+++ Data provided +++

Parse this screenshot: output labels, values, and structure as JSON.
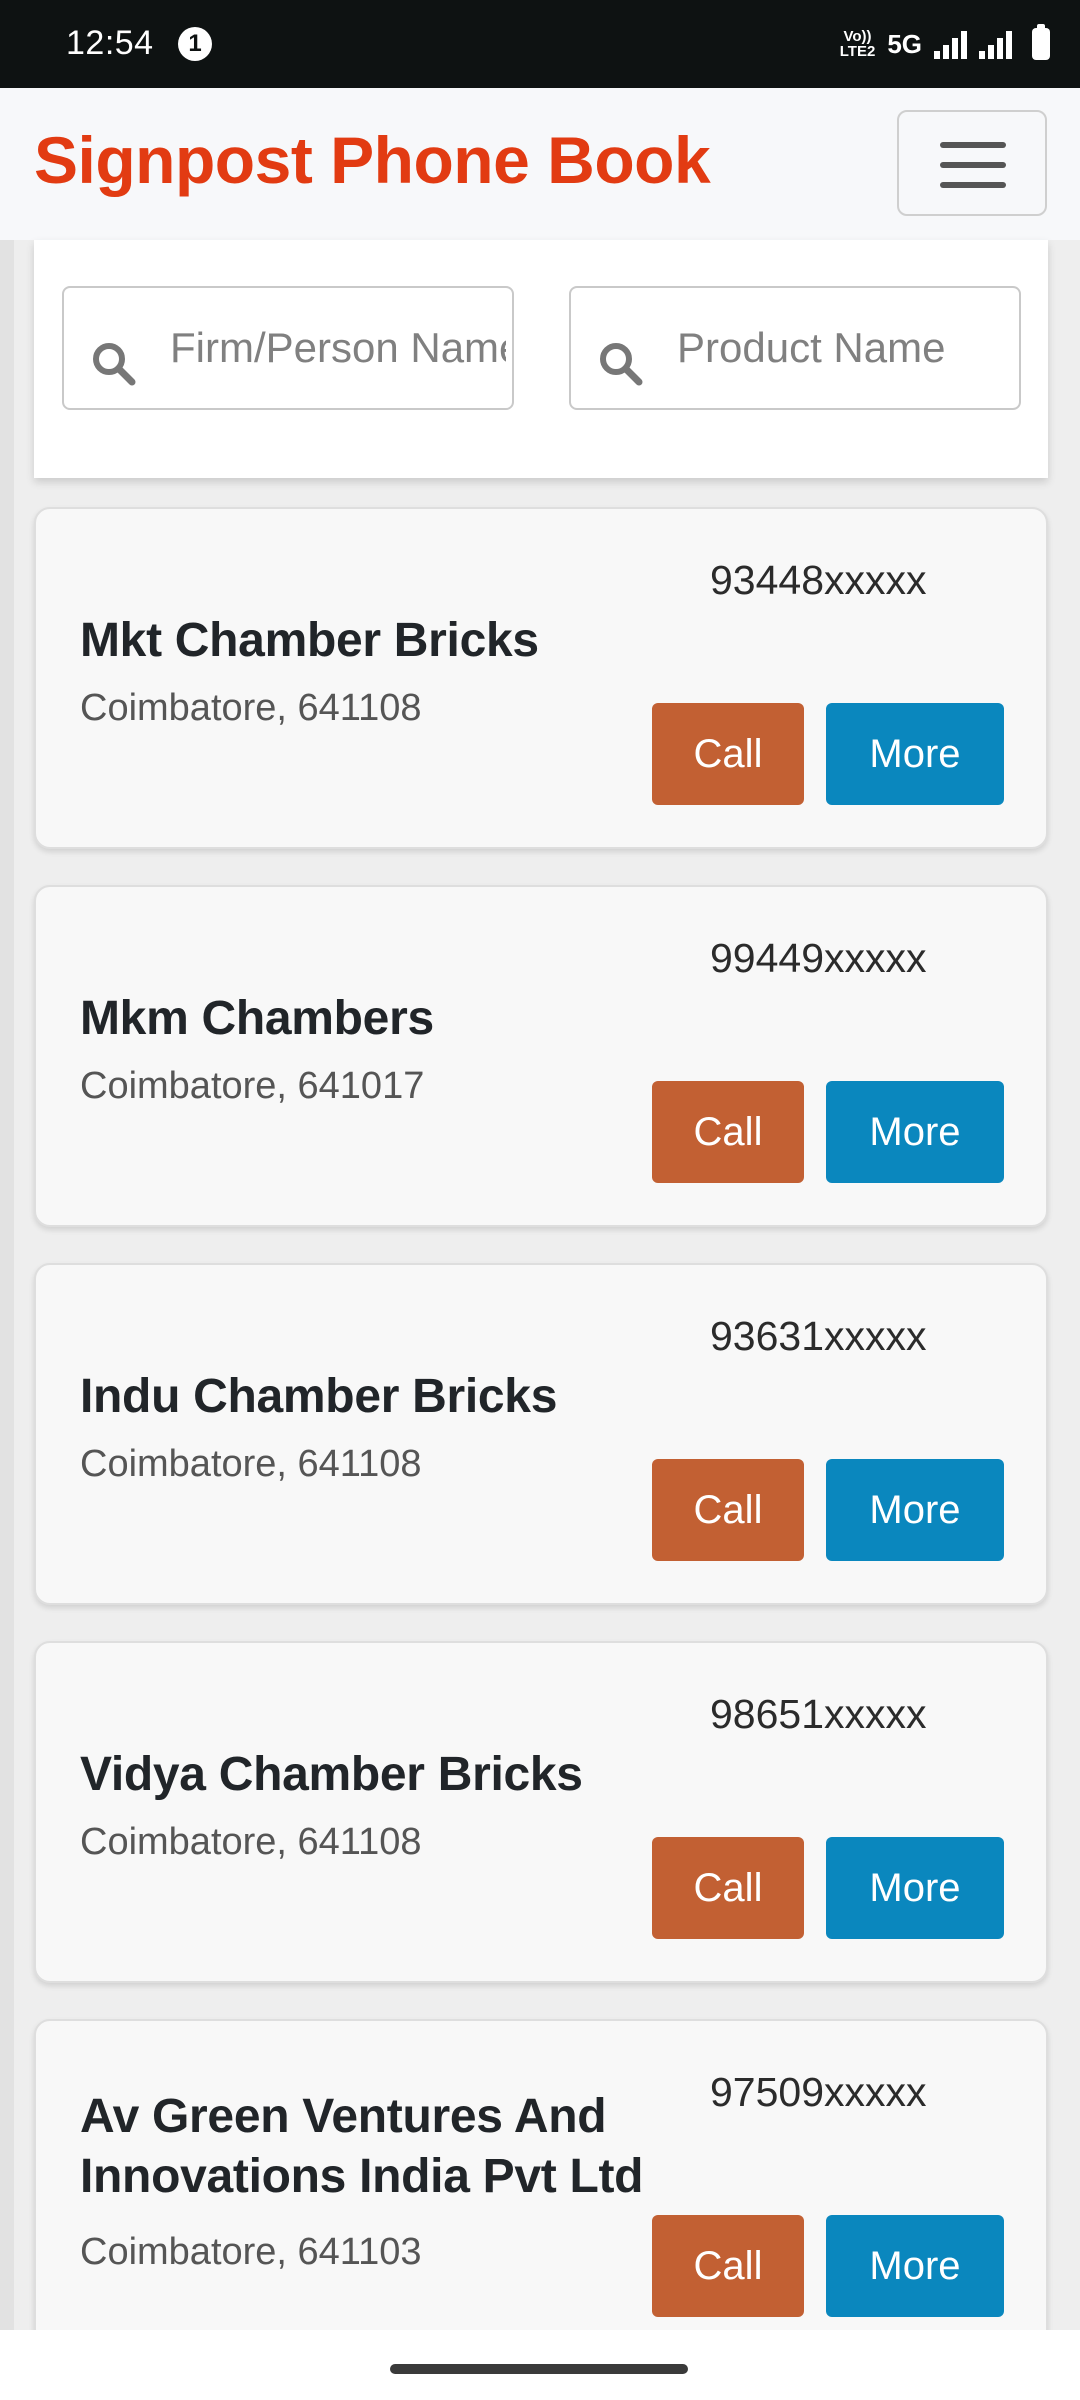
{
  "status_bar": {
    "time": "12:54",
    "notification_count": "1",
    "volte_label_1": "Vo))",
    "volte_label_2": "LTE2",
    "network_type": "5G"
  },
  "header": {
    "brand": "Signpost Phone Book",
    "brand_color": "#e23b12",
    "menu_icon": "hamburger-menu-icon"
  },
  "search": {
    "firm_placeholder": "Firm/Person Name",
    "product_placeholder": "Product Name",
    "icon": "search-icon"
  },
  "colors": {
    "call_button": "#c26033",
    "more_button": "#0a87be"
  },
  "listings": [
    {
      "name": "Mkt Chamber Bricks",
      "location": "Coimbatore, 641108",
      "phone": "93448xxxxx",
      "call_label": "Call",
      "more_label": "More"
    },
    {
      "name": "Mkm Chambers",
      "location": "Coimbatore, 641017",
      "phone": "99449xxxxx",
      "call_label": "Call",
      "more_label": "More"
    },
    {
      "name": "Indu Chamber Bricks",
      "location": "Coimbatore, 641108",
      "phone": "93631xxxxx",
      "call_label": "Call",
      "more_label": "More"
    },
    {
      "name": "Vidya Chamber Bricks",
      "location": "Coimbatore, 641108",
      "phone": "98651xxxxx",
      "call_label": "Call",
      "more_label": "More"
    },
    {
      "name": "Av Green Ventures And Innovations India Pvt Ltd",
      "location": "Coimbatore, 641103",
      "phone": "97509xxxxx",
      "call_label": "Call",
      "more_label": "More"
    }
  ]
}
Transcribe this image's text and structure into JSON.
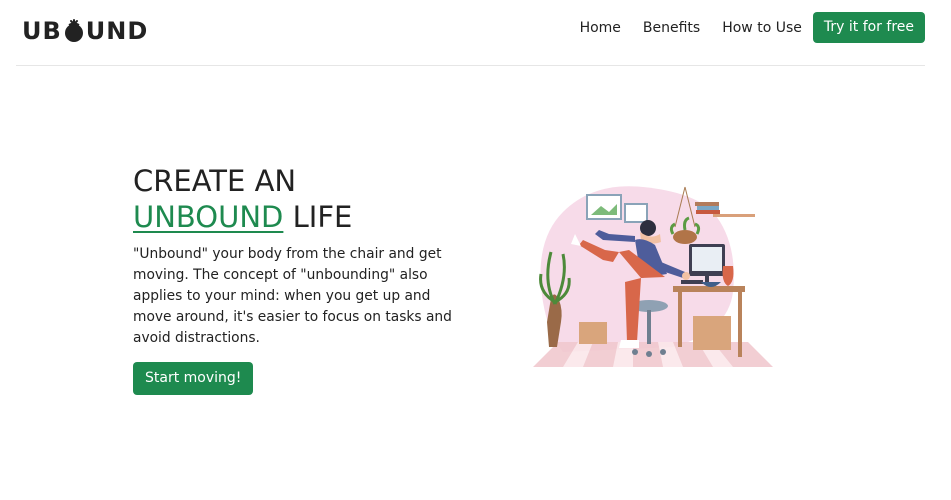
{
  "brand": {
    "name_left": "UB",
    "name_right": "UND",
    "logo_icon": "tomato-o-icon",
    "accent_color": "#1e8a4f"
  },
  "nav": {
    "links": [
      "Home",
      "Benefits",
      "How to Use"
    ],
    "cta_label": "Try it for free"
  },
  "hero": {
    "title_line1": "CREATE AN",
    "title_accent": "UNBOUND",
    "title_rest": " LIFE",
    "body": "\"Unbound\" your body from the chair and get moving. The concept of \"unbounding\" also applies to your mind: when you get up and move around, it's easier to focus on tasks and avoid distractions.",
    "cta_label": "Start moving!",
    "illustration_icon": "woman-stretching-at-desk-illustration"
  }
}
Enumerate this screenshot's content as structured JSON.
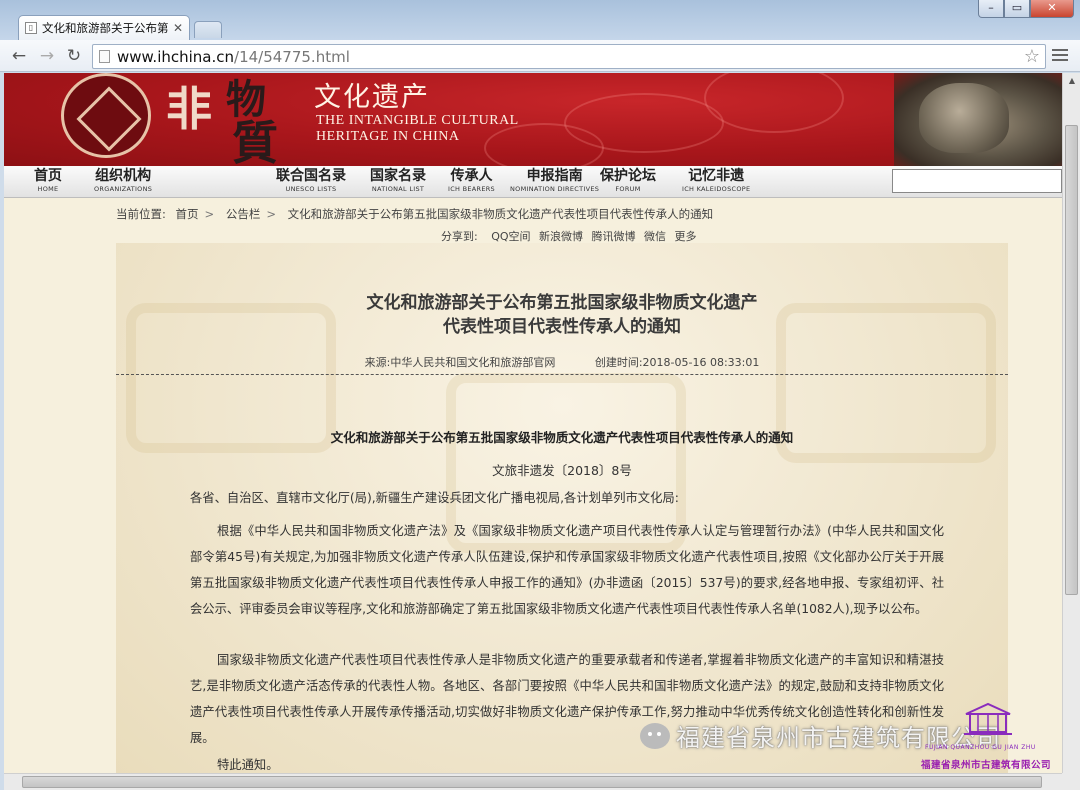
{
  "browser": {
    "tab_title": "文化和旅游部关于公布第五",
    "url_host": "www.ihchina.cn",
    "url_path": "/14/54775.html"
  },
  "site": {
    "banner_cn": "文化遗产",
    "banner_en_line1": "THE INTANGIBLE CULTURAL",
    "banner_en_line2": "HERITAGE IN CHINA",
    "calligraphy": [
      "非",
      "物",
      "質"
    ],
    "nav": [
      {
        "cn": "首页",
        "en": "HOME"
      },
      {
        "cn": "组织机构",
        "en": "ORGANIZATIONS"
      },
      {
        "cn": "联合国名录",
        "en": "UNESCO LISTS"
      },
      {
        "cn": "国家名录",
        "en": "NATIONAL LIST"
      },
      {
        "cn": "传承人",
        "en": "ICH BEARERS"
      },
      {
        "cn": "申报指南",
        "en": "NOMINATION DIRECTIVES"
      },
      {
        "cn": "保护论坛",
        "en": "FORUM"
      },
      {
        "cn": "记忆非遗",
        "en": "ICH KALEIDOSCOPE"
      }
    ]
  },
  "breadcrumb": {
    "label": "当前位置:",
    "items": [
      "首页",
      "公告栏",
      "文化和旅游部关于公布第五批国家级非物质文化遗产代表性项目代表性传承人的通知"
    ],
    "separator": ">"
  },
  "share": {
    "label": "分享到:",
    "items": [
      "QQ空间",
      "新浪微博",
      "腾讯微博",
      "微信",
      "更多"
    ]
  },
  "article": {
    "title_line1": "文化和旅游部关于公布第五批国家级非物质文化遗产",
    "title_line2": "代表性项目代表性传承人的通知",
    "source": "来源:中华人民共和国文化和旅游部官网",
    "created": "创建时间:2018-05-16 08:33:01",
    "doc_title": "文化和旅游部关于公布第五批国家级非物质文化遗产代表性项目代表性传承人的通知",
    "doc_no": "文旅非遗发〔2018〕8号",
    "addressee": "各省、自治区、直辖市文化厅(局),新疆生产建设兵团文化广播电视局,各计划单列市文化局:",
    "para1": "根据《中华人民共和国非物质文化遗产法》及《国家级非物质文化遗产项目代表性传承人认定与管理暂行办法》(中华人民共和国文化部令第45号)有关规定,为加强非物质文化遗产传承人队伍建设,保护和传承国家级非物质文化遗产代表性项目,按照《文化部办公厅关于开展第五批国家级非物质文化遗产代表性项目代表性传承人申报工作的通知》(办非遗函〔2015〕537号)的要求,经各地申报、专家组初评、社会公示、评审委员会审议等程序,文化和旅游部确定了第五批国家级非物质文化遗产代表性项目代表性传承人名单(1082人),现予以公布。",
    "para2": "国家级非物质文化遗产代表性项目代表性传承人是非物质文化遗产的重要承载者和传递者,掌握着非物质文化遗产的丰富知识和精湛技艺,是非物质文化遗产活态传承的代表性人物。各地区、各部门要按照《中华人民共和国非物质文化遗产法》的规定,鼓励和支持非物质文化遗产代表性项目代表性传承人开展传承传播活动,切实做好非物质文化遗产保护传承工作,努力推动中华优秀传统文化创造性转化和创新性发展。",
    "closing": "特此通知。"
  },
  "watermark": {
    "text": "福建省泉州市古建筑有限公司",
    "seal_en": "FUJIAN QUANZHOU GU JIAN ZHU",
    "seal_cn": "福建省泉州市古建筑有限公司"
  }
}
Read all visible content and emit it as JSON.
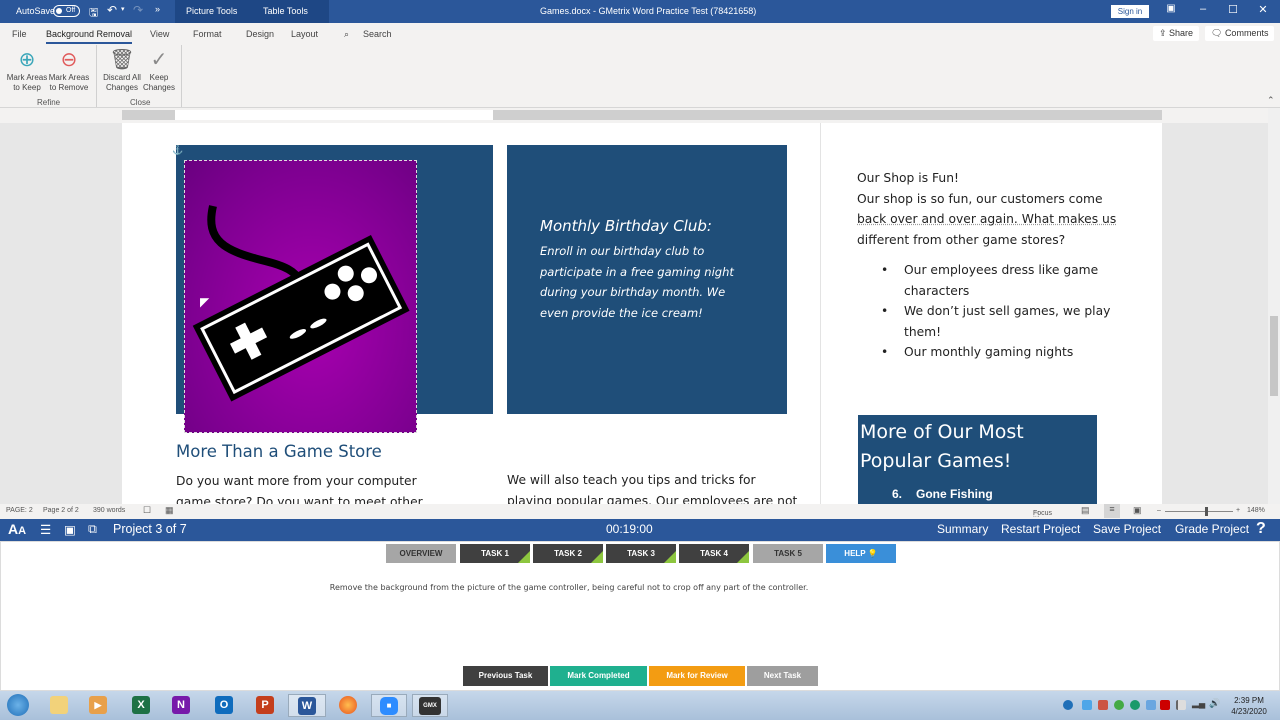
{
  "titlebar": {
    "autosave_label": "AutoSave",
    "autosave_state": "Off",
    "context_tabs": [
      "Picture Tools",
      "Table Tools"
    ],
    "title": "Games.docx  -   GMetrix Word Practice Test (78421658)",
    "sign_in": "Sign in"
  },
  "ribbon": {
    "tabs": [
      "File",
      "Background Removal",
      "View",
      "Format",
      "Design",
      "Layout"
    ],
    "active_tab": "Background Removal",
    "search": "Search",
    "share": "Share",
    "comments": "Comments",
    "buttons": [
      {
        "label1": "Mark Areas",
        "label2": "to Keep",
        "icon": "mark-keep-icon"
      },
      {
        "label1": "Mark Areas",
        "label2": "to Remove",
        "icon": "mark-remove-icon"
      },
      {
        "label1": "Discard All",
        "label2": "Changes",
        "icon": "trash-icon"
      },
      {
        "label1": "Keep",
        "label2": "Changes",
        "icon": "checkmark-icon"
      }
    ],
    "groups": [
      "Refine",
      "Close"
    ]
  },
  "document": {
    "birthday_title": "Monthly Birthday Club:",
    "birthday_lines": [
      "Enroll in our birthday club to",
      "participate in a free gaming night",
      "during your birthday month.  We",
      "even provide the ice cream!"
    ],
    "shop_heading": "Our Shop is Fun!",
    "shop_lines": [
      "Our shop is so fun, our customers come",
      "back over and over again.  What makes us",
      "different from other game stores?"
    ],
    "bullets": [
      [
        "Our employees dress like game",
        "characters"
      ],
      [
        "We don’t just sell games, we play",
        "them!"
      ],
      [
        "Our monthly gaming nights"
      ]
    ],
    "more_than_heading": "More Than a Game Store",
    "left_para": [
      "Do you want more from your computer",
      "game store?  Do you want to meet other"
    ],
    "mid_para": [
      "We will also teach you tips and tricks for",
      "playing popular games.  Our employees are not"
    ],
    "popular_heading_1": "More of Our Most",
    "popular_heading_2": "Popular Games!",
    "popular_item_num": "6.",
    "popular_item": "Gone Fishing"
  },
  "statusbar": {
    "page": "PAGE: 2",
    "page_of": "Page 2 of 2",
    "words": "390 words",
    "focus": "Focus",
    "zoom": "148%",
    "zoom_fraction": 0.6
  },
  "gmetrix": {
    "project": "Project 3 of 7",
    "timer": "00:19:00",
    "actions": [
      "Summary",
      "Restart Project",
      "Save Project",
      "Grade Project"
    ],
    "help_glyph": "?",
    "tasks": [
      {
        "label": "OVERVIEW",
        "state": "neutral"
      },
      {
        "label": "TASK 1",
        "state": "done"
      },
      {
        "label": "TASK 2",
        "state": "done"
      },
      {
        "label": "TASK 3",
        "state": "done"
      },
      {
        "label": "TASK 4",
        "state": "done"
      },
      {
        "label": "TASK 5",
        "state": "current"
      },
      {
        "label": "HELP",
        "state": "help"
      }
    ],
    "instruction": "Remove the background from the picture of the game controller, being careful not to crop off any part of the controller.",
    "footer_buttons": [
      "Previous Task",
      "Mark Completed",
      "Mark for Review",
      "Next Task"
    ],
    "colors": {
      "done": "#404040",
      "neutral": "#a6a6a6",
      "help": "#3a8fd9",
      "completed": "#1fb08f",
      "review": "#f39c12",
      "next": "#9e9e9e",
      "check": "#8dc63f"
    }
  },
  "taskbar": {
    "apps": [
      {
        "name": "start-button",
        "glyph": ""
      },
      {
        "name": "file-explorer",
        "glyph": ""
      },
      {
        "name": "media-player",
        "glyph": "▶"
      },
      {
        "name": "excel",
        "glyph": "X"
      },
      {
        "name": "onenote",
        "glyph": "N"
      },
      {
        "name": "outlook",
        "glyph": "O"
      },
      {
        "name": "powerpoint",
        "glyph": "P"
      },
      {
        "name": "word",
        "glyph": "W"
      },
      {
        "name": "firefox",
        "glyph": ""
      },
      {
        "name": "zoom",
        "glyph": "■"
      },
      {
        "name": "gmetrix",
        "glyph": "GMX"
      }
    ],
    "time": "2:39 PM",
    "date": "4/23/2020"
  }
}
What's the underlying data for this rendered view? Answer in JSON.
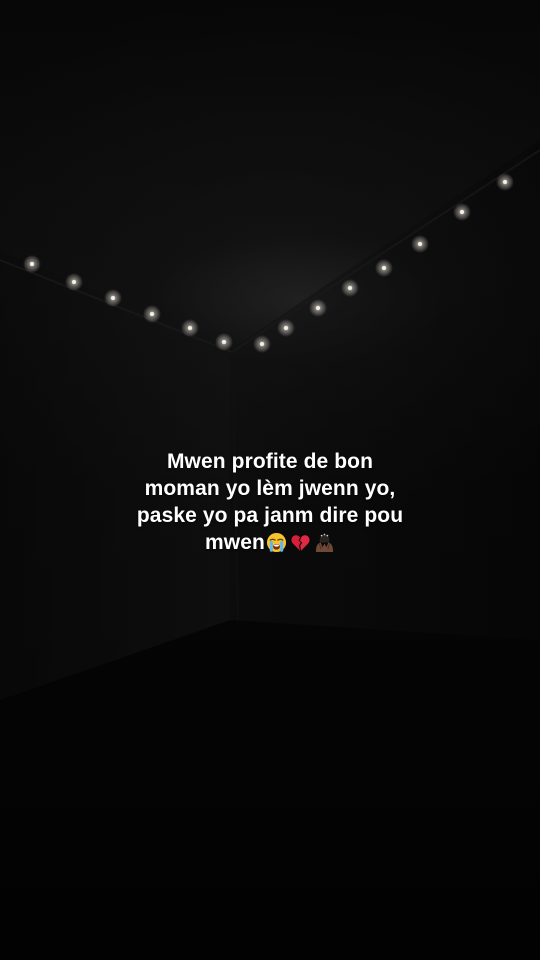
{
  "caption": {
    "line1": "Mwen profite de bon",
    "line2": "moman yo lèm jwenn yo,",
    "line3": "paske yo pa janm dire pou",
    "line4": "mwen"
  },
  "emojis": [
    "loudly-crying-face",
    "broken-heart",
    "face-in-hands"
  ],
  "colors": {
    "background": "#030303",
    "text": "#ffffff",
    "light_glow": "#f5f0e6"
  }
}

+++

* Description of the task:
From the line containing "What's the underlying" to the end of the data above, give those lines again verbatim, with both endpoints included and no images.

* Response to this task:
What's the underlying data for this rendered view? Answer in JSON.
{
  "caption": {
    "line1": "Mwen profite de bon",
    "line2": "moman yo lèm jwenn yo,",
    "line3": "paske yo pa janm dire pou",
    "line4": "mwen"
  },
  "emojis": [
    "loudly-crying-face",
    "broken-heart",
    "face-in-hands"
  ],
  "colors": {
    "background": "#030303",
    "text": "#ffffff",
    "light_glow": "#f5f0e6"
  }
}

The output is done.